*Your objective*:
Only lines holding the word "true" should be copied from the material.

** begin The input **

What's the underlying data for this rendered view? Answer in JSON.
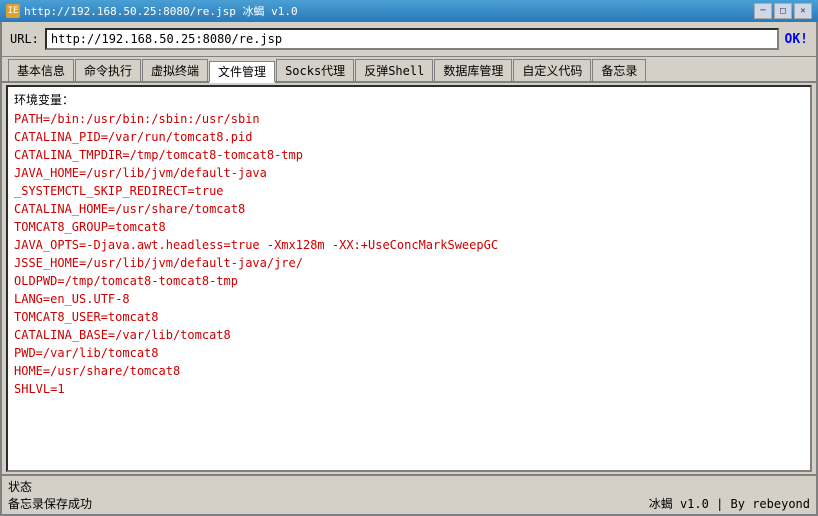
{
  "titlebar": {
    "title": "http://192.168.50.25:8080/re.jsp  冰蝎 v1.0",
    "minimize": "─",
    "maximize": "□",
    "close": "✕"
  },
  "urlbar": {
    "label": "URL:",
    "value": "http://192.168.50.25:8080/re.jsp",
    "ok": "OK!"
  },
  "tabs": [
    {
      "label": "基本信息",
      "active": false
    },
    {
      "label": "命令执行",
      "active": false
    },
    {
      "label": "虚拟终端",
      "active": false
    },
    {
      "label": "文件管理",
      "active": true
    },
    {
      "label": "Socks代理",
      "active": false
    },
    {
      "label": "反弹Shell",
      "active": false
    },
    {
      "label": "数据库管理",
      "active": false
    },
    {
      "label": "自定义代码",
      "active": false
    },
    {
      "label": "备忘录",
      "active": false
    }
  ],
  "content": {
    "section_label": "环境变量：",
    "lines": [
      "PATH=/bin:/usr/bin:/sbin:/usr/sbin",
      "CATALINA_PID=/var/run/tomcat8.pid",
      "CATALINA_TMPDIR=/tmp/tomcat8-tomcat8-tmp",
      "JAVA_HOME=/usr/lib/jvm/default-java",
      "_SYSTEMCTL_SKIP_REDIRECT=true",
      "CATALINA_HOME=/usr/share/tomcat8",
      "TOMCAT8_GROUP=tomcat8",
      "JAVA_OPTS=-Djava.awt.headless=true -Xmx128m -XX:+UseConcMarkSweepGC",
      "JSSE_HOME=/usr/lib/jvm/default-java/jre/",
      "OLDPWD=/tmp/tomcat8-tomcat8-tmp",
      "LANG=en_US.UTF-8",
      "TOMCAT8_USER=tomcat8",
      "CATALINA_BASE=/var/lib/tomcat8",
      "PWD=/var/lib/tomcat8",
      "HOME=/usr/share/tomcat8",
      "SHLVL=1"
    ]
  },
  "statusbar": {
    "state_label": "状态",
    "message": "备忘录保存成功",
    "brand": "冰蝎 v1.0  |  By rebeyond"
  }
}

** end The input **

*Expected answer*:
      "active": true
      "_SYSTEMCTL_SKIP_REDIRECT=true",
      "JAVA_OPTS=-Djava.awt.headless=true -Xmx128m -XX:+UseConcMarkSweepGC",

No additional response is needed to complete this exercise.